If a line of the material holds the string "woman", please copy it.

SOURCE INFORMATION.

[Start of section]

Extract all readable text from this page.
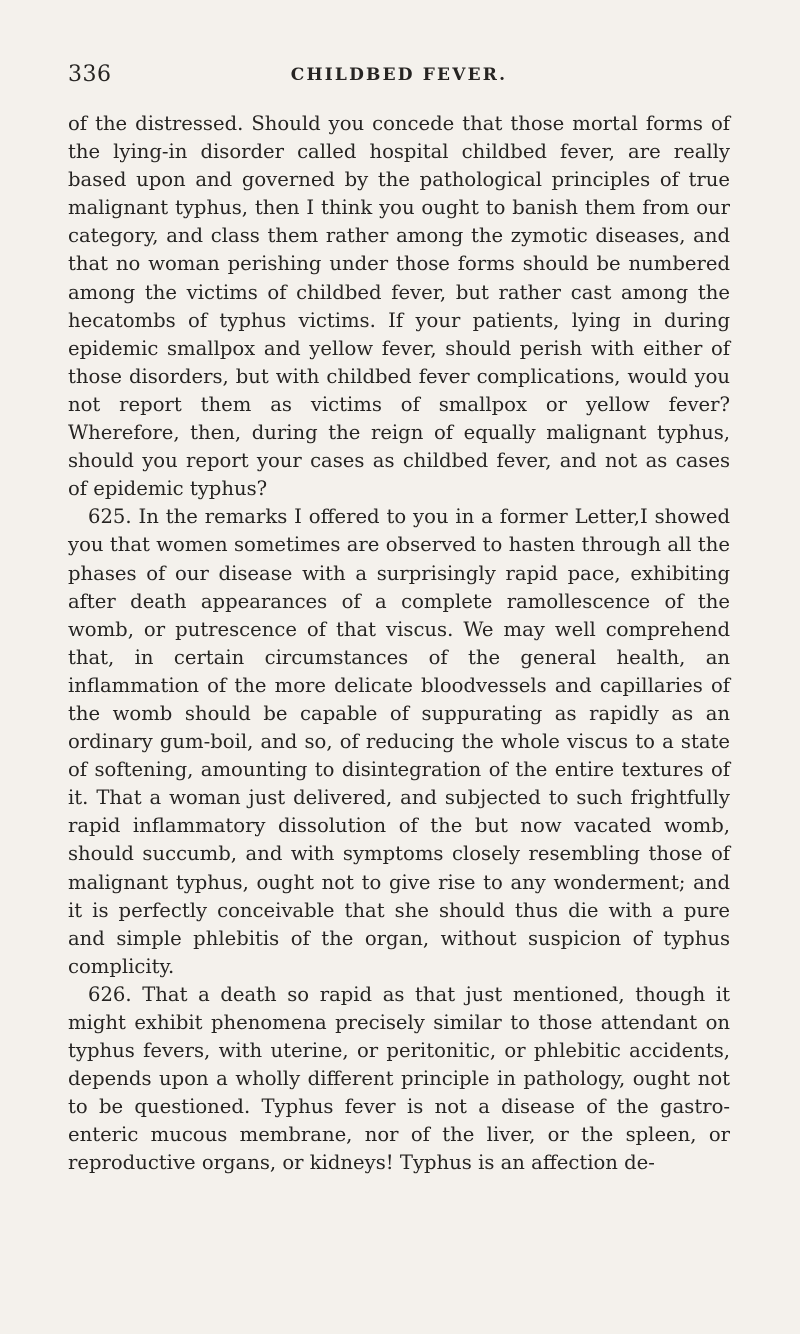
336	CHILDBED FEVER.

of the distressed. Should you concede that those mortal forms of the lying-in disorder called hospital childbed fever, are really based upon and governed by the pathological principles of true malignant typhus, then I think you ought to banish them from our category, and class them rather among the zymotic diseases, and that no woman perishing under those forms should be numbered among the victims of childbed fever, but rather cast among the hecatombs of typhus victims. If your patients, lying in during epidemic smallpox and yellow fever, should perish with either of those disorders, but with childbed fever complications, would you not report them as victims of smallpox or yellow fever? Wherefore, then, during the reign of equally malignant typhus, should you report your cases as childbed fever, and not as cases of epidemic typhus?

625. In the remarks I offered to you in a former Letter,I showed you that women sometimes are observed to hasten through all the phases of our disease with a surprisingly rapid pace, exhibiting after death appearances of a complete ramollescence of the womb, or putrescence of that viscus. We may well comprehend that, in certain circumstances of the general health, an inflammation of the more delicate bloodvessels and capillaries of the womb should be capable of suppurating as rapidly as an ordinary gum-boil, and so, of reducing the whole viscus to a state of softening, amounting to disintegration of the entire textures of it. That a woman just delivered, and subjected to such frightfully rapid inflammatory dissolution of the but now vacated womb, should succumb, and with symptoms closely resembling those of malignant typhus, ought not to give rise to any wonderment; and it is perfectly conceivable that she should thus die with a pure and simple phlebitis of the organ, without suspicion of typhus complicity.

626. That a death so rapid as that just mentioned, though it might exhibit phenomena precisely similar to those attendant on typhus fevers, with uterine, or peritonitic, or phlebitic accidents, depends upon a wholly different principle in pathology, ought not to be questioned. Typhus fever is not a disease of the gastro-enteric mucous membrane, nor of the liver, or the spleen, or reproductive organs, or kidneys! Typhus is an affection de-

[End of section]

SOLUTION FOR THIS TASK.
of the distressed. Should you concede that those mortal forms of the lying-in disorder called hospital childbed fever, are really based upon and governed by the pathological principles of true malignant typhus, then I think you ought to banish them from our category, and class them rather among the zymotic diseases, and that no woman perishing under those forms should be numbered among the victims of childbed fever, but rather cast among the hecatombs of typhus victims. If your patients, lying in during epidemic smallpox and yellow fever, should perish with either of those disorders, but with childbed fever complications, would you not report them as victims of smallpox or yellow fever? Wherefore, then, during the reign of equally malignant typhus, should you report your cases as childbed fever, and not as cases of epidemic typhus?
625. In the remarks I offered to you in a former Letter,I showed you that women sometimes are observed to hasten through all the phases of our disease with a surprisingly rapid pace, exhibiting after death appearances of a complete ramollescence of the womb, or putrescence of that viscus. We may well comprehend that, in certain circumstances of the general health, an inflammation of the more delicate bloodvessels and capillaries of the womb should be capable of suppurating as rapidly as an ordinary gum-boil, and so, of reducing the whole viscus to a state of softening, amounting to disintegration of the entire textures of it. That a woman just delivered, and subjected to such frightfully rapid inflammatory dissolution of the but now vacated womb, should succumb, and with symptoms closely resembling those of malignant typhus, ought not to give rise to any wonderment; and it is perfectly conceivable that she should thus die with a pure and simple phlebitis of the organ, without suspicion of typhus complicity.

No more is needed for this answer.